Short task | Each entry below is to be duplicated verbatim.

□ □ □

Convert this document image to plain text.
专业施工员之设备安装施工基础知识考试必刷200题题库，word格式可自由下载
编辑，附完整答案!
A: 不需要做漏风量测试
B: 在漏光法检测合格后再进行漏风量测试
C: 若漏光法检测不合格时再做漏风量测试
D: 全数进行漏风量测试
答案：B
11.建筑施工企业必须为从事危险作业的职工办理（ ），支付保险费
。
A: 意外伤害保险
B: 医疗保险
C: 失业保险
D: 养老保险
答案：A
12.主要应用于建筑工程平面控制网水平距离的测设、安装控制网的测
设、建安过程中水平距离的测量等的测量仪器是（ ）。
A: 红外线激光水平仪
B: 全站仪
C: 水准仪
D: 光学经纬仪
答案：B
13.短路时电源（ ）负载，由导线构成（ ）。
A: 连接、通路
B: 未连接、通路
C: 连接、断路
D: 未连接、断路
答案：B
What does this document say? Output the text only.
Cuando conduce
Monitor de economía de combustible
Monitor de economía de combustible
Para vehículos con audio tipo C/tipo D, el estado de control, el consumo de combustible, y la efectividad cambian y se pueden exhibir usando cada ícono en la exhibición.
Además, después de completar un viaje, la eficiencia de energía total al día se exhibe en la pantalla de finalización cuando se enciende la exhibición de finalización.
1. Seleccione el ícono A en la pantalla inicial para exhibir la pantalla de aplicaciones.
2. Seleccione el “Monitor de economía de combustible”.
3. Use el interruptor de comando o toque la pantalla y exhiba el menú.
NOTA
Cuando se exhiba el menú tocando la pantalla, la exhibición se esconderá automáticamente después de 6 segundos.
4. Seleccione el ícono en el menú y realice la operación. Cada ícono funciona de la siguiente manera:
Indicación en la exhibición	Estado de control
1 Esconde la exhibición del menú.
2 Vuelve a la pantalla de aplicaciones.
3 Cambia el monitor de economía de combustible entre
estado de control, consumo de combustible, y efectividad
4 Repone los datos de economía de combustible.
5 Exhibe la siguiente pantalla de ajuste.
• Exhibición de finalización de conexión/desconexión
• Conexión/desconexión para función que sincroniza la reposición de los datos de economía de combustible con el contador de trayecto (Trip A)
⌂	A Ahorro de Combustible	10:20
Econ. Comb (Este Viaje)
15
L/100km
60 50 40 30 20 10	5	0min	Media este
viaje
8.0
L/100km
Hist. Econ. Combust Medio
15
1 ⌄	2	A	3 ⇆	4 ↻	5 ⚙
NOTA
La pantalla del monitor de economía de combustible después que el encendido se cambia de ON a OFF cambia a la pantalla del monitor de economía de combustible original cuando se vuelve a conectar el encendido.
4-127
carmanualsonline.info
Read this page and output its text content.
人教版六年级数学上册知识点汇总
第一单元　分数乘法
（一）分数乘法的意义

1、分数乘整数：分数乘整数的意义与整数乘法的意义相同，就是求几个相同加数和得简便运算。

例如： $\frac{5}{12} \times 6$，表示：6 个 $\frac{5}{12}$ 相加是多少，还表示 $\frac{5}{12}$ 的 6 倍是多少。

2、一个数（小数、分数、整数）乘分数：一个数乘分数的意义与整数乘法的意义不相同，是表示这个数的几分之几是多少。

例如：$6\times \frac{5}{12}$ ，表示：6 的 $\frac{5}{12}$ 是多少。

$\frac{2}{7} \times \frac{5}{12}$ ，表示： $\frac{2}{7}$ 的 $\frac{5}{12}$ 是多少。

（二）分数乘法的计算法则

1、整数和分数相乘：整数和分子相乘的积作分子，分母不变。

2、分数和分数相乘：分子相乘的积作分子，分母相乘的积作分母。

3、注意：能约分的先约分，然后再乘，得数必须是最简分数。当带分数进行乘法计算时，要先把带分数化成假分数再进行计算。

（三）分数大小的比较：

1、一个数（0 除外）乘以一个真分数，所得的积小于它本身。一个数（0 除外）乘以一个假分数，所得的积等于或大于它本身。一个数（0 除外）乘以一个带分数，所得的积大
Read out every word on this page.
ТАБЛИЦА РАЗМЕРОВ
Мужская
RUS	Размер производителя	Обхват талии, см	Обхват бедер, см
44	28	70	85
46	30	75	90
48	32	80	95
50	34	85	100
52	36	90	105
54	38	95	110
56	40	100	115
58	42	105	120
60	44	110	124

□ □ □

Answer to this exercise |
Convert this document image to plain text.
专业施工员之设备安装施工基础知识考试必刷200题题库，word格式可自由下载
编辑，附完整答案!
A: 不需要做漏风量测试
B: 在漏光法检测合格后再进行漏风量测试
C: 若漏光法检测不合格时再做漏风量测试
D: 全数进行漏风量测试
答案：B
11.建筑施工企业必须为从事危险作业的职工办理（ ），支付保险费
。
A: 意外伤害保险
B: 医疗保险
C: 失业保险
D: 养老保险
答案：A
12.主要应用于建筑工程平面控制网水平距离的测设、安装控制网的测
设、建安过程中水平距离的测量等的测量仪器是（ ）。
A: 红外线激光水平仪
B: 全站仪
C: 水准仪
D: 光学经纬仪
答案：B
13.短路时电源（ ）负载，由导线构成（ ）。
A: 连接、通路
B: 未连接、通路
C: 连接、断路
D: 未连接、断路
答案：B
What does this document say? Output the text only.
Cuando conduce
Monitor de economía de combustible
Monitor de economía de combustible
Para vehículos con audio tipo C/tipo D, el estado de control, el consumo de combustible, y la efectividad cambian y se pueden exhibir usando cada ícono en la exhibición.
Además, después de completar un viaje, la eficiencia de energía total al día se exhibe en la pantalla de finalización cuando se enciende la exhibición de finalización.
1. Seleccione el ícono A en la pantalla inicial para exhibir la pantalla de aplicaciones.
2. Seleccione el “Monitor de economía de combustible”.
3. Use el interruptor de comando o toque la pantalla y exhiba el menú.
NOTA
Cuando se exhiba el menú tocando la pantalla, la exhibición se esconderá automáticamente después de 6 segundos.
4. Seleccione el ícono en el menú y realice la operación. Cada ícono funciona de la siguiente manera:
Indicación en la exhibición	Estado de control
1 Esconde la exhibición del menú.
2 Vuelve a la pantalla de aplicaciones.
3 Cambia el monitor de economía de combustible entre
estado de control, consumo de combustible, y efectividad
4 Repone los datos de economía de combustible.
5 Exhibe la siguiente pantalla de ajuste.
• Exhibición de finalización de conexión/desconexión
• Conexión/desconexión para función que sincroniza la reposición de los datos de economía de combustible con el contador de trayecto (Trip A)
⌂	A Ahorro de Combustible	10:20
Econ. Comb (Este Viaje)
15
L/100km
60 50 40 30 20 10	5	0min	Media este
viaje
8.0
L/100km
Hist. Econ. Combust Medio
15
1 ⌄	2	A	3 ⇆	4 ↻	5 ⚙
NOTA
La pantalla del monitor de economía de combustible después que el encendido se cambia de ON a OFF cambia a la pantalla del monitor de economía de combustible original cuando se vuelve a conectar el encendido.
4-127
carmanualsonline.info
Read this page and output its text content.
人教版六年级数学上册知识点汇总
第一单元　分数乘法
（一）分数乘法的意义

1、分数乘整数：分数乘整数的意义与整数乘法的意义相同，就是求几个相同加数和得简便运算。

例如： $\frac{5}{12} \times 6$，表示：6 个 $\frac{5}{12}$ 相加是多少，还表示 $\frac{5}{12}$ 的 6 倍是多少。

2、一个数（小数、分数、整数）乘分数：一个数乘分数的意义与整数乘法的意义不相同，是表示这个数的几分之几是多少。

例如：$6\times \frac{5}{12}$ ，表示：6 的 $\frac{5}{12}$ 是多少。

$\frac{2}{7} \times \frac{5}{12}$ ，表示： $\frac{2}{7}$ 的 $\frac{5}{12}$ 是多少。

（二）分数乘法的计算法则

1、整数和分数相乘：整数和分子相乘的积作分子，分母不变。

2、分数和分数相乘：分子相乘的积作分子，分母相乘的积作分母。

3、注意：能约分的先约分，然后再乘，得数必须是最简分数。当带分数进行乘法计算时，要先把带分数化成假分数再进行计算。

（三）分数大小的比较：

1、一个数（0 除外）乘以一个真分数，所得的积小于它本身。一个数（0 除外）乘以一个假分数，所得的积等于或大于它本身。一个数（0 除外）乘以一个带分数，所得的积大
Read out every word on this page.
ТАБЛИЦА РАЗМЕРОВ
Мужская
RUS	Размер производителя	Обхват талии, см	Обхват бедер, см
44	28	70	85
46	30	75	90
48	32	80	95
50	34	85	100
52	36	90	105
54	38	95	110
56	40	100	115
58	42	105	120
60	44	110	124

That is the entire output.